To these kinds of pilots....you need to remember something: You are playing with peoples lives. Keep letting work conditions and pay slip and you are eventually going to hurt someone. As long as FO's keep working 2 jobs to pay bills (which leads them to being inadequately rested), the risk for tragedy increases. A pilot carries the ability to destroy an airline by a screwup. Not everyone has money saved up from previous jobs. Be hard and demand a living can be made. Or keep making the "other guy" work a second job so he can perform at 30% performance and kill someone. Just pray to God it isn't someone you love on the other guys plane. If you don't respect yourself, do it alone. Don't drag everyone else down with you. That's it for me in this thread. As they said in the "Stewart Saves His Family" movie...take what you like and leave th rest.
 
Pilots - like autoworkers or any other profession are just numbers to management (easily replaceble numbers). You can claim all you want about your skill, responsibility for lives etc - you're still just a number that can be replaced at a moments notice since there are countless people with "enough" skill and wilingness to do your job for next to nothing.

> Set problem
Transcribe everything in the text about pilots' pay and working conditions, from "To these kinds" down to "leave th rest.". The records below this text were taken from a separate source.

> Record list

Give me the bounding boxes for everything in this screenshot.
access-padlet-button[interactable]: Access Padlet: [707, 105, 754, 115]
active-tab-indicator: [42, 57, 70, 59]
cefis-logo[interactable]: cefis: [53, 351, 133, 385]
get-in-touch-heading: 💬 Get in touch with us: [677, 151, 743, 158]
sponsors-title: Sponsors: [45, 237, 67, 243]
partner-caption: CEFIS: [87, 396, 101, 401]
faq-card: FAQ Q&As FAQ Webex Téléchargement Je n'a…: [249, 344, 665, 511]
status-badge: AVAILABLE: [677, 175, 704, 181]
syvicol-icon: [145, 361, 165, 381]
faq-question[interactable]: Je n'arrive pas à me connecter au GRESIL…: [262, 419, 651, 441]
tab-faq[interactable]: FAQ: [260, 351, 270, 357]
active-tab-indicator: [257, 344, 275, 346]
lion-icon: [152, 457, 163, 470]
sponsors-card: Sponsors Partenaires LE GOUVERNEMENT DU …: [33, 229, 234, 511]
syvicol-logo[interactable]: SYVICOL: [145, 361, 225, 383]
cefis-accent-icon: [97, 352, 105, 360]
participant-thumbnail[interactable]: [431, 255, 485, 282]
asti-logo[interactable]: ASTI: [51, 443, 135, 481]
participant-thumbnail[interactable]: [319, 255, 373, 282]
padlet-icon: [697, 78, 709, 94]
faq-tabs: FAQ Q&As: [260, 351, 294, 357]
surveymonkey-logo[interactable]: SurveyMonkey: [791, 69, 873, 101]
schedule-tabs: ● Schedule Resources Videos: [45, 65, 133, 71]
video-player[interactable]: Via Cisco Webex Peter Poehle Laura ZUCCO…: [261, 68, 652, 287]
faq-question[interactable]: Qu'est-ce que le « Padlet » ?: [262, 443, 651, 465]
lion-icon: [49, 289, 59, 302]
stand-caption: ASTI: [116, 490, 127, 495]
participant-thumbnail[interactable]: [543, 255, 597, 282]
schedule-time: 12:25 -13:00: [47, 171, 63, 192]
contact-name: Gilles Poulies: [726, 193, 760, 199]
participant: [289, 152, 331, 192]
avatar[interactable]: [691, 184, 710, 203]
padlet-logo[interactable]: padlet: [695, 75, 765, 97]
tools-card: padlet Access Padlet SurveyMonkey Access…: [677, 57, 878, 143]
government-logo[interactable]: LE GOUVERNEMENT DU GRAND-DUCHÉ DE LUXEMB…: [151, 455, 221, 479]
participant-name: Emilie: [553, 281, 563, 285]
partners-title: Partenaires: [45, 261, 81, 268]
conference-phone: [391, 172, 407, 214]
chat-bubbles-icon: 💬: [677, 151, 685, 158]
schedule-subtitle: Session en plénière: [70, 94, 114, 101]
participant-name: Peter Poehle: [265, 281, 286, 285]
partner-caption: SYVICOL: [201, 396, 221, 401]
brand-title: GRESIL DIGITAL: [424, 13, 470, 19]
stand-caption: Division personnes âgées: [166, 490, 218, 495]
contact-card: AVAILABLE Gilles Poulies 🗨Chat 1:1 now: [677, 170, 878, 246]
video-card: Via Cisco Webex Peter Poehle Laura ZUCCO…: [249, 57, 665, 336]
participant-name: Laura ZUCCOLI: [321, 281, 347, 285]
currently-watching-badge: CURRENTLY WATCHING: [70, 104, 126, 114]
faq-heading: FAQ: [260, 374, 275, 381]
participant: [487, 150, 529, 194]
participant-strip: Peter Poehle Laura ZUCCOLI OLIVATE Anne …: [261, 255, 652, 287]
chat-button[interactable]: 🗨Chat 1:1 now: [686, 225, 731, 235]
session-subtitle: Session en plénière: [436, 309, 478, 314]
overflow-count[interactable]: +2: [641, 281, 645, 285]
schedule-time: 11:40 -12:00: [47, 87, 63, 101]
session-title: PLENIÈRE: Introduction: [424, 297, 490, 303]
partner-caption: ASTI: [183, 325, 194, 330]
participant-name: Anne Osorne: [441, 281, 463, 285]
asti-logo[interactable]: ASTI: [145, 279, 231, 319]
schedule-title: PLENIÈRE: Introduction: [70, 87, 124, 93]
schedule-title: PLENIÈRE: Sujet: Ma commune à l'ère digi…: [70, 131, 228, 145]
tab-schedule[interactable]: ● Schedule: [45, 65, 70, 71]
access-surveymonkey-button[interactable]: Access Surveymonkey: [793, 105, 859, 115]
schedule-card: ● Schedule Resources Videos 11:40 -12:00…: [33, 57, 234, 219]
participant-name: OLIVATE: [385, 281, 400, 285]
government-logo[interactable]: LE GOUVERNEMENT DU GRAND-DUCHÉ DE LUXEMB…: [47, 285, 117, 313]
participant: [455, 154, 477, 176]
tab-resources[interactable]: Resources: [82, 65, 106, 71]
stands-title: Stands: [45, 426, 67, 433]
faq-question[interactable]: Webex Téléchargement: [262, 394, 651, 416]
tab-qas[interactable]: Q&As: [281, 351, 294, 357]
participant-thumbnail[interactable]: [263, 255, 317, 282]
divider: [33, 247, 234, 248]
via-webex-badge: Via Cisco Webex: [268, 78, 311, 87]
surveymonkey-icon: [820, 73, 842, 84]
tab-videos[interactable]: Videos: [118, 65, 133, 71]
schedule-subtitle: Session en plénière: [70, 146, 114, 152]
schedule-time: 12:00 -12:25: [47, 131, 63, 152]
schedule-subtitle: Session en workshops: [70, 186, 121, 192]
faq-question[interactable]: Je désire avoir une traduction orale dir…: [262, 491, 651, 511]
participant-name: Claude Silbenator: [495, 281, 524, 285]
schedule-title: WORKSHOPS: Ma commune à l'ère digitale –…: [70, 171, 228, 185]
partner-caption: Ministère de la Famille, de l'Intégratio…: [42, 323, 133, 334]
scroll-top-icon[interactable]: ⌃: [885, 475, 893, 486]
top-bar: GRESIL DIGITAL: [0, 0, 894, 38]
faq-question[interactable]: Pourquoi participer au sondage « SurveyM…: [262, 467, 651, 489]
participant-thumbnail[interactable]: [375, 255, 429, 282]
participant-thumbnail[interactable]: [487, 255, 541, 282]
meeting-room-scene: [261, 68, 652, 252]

> Completed exercise
To these kinds of pilots....you need to remember something: You are playing with peoples lives. Keep letting work conditions and pay slip and you are eventually going to hurt someone. As long as FO's keep working 2 jobs to pay bills (which leads them to being inadequately rested), the risk for tragedy increases. A pilot carries the ability to destroy an airline by a screwup. Not everyone has money saved up from previous jobs. Be hard and demand a living can be made. Or keep making the "other guy" work a second job so he can perform at 30% performance and kill someone. Just pray to God it isn't someone you love on the other guys plane. If you don't respect yourself, do it alone. Don't drag everyone else down with you. That's it for me in this thread. As they said in the "Stewart Saves His Family" movie...take what you like and leave th rest.